Stored items:
....................

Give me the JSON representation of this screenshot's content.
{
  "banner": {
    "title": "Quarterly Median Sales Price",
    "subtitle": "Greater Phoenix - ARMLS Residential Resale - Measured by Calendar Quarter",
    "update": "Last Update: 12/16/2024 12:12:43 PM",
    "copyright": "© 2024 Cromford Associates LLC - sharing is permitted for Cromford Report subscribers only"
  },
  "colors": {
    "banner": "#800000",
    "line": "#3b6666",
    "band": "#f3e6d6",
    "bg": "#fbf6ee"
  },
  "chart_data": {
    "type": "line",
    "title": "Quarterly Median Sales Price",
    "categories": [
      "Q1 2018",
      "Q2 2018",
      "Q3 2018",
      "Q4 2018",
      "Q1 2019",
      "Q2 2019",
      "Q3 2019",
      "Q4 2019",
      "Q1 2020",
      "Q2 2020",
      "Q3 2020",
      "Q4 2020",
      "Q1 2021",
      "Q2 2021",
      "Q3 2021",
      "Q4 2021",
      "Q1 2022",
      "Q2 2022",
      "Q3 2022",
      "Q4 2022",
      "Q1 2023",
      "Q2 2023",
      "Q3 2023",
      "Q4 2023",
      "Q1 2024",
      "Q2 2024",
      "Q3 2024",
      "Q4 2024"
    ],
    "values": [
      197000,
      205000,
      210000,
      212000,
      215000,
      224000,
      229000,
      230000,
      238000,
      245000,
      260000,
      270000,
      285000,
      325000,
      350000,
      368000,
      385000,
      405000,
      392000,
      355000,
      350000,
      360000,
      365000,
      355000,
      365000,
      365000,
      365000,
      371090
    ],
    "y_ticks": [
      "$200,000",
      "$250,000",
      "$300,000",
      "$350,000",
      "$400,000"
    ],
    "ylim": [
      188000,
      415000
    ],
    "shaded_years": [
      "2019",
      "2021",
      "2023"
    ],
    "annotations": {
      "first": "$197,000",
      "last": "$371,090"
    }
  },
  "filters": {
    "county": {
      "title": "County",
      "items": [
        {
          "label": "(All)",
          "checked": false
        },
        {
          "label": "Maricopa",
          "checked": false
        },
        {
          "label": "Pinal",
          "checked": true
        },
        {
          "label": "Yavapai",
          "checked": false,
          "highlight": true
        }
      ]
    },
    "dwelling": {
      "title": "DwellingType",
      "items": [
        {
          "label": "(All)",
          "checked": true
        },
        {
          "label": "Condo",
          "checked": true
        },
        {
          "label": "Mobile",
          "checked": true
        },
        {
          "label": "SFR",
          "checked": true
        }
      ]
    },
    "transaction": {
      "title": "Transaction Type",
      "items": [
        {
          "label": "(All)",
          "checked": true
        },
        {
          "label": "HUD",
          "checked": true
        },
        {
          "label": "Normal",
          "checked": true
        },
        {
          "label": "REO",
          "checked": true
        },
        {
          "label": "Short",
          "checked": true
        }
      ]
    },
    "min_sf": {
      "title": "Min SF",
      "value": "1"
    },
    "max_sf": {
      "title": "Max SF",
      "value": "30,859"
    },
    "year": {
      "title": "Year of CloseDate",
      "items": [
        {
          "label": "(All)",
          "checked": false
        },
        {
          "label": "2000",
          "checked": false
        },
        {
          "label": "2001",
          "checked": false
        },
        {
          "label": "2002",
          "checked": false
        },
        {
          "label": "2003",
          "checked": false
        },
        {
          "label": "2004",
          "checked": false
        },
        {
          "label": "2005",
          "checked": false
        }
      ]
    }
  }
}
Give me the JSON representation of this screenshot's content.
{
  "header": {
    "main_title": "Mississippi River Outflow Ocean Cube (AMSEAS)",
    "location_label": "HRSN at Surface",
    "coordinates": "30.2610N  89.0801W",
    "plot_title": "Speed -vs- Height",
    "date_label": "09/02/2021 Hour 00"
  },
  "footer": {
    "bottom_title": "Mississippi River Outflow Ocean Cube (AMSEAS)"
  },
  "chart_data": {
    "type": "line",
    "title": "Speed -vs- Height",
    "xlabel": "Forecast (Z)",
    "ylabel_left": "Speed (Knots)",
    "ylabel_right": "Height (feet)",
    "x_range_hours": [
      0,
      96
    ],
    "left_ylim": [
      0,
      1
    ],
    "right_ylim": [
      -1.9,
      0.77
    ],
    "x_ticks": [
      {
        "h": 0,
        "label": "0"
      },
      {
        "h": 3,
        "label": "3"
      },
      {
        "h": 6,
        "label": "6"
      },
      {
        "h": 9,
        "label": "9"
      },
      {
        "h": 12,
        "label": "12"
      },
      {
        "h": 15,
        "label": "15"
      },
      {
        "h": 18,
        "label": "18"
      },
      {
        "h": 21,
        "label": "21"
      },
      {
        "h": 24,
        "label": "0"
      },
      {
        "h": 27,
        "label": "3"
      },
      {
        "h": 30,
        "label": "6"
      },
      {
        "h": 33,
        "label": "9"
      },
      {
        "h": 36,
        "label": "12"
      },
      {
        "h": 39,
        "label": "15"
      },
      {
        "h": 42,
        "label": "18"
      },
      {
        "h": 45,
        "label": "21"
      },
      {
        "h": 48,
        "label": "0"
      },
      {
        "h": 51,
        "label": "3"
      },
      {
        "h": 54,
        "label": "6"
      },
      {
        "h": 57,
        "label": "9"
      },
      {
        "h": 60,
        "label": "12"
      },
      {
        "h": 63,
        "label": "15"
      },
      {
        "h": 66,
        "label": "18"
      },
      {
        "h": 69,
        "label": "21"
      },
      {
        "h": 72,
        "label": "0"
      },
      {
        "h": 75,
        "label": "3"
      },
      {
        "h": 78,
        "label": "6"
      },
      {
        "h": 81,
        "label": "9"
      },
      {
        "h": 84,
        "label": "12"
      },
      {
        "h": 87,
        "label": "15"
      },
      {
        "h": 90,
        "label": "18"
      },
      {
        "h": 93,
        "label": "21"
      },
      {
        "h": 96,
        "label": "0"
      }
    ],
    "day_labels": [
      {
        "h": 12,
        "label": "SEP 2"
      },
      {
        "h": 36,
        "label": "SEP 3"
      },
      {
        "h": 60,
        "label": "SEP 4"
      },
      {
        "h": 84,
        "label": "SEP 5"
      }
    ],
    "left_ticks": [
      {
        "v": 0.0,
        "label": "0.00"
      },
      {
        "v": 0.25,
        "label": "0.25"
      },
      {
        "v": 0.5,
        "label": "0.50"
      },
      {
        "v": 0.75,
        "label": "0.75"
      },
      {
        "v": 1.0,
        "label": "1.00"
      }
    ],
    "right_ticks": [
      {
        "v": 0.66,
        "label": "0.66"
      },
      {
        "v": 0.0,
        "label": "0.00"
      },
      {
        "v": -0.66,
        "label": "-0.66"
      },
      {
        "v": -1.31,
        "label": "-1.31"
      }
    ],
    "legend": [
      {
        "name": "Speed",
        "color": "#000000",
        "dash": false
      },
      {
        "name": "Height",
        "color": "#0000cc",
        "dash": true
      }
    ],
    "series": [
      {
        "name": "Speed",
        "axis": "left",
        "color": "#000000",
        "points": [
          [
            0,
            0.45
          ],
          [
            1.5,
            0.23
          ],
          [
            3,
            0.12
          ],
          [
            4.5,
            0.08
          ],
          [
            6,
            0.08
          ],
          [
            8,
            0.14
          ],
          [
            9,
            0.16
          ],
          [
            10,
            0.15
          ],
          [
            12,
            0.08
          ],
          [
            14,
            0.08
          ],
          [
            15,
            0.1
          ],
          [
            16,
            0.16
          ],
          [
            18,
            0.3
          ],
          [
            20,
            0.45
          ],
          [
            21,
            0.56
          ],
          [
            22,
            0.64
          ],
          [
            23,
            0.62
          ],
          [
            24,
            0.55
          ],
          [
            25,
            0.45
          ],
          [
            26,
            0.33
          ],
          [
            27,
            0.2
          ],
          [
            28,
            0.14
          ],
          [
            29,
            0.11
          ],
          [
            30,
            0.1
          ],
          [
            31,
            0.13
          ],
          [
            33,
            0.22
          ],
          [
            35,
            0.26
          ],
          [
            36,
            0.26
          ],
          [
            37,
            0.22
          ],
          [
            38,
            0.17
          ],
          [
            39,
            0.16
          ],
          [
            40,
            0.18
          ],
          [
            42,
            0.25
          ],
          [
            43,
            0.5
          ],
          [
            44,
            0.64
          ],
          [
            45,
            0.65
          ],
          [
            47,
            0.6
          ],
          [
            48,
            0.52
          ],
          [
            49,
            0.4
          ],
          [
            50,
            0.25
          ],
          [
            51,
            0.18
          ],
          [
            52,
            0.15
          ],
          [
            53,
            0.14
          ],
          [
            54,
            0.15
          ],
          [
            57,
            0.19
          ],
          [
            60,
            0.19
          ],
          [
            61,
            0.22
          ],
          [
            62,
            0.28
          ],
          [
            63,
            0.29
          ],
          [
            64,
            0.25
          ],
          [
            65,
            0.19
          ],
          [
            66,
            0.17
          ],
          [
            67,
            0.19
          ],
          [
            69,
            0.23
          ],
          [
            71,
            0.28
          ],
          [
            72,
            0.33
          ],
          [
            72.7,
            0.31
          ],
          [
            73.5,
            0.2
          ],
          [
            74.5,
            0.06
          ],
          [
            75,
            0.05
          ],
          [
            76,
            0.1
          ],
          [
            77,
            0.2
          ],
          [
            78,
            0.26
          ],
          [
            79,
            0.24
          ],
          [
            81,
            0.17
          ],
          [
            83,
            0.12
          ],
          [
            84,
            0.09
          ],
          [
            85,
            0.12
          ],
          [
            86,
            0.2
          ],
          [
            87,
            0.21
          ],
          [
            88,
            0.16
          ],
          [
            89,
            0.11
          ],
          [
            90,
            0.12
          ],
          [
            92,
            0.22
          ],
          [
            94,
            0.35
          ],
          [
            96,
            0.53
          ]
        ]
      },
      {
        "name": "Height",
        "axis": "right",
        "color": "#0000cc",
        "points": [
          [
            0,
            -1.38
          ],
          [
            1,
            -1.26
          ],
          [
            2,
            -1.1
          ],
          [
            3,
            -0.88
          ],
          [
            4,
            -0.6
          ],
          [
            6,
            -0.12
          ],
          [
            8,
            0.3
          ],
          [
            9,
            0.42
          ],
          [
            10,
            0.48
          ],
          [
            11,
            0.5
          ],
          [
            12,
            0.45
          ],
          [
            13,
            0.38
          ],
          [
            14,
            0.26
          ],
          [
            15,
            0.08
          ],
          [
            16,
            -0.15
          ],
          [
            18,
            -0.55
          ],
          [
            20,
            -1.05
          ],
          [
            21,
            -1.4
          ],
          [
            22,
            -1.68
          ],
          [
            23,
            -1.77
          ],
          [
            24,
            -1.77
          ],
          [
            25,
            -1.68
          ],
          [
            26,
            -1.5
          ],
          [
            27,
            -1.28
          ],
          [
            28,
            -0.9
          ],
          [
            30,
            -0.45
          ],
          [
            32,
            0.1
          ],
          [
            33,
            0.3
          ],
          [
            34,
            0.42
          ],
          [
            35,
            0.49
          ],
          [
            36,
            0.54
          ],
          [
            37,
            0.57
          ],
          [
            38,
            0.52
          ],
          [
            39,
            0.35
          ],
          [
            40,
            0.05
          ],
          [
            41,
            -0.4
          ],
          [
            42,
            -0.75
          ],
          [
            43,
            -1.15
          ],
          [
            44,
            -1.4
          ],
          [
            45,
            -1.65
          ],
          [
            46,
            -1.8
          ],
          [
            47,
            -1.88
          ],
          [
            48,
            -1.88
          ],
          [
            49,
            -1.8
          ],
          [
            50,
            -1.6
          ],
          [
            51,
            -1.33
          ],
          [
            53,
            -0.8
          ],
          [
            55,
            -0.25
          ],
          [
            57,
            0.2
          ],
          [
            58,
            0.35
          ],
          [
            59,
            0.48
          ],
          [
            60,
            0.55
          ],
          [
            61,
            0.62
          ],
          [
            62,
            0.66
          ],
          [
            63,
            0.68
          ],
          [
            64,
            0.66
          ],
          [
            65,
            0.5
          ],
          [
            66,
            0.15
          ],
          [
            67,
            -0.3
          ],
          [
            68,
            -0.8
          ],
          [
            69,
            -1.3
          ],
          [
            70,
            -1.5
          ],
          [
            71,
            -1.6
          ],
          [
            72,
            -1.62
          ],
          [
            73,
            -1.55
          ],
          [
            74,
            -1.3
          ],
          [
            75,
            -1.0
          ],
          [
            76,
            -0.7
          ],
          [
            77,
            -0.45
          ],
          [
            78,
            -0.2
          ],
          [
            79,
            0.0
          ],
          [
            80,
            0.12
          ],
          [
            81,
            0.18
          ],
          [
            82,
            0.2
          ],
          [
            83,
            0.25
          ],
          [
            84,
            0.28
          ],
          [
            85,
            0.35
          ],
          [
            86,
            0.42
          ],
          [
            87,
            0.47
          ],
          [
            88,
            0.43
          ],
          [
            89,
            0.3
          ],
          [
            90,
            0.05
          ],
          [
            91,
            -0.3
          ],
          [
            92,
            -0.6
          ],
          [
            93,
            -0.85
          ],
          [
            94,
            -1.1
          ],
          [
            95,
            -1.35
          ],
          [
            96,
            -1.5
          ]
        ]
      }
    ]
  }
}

....................

▶ **Directive**: Among the lines of the material, find those that hold the word "Height" and copy them.

▶ **The completed task**:
    "plot_title": "Speed -vs- Height",
    "title": "Speed -vs- Height",
    "ylabel_right": "Height (feet)",
        "name": "Height",
        "name": "Height",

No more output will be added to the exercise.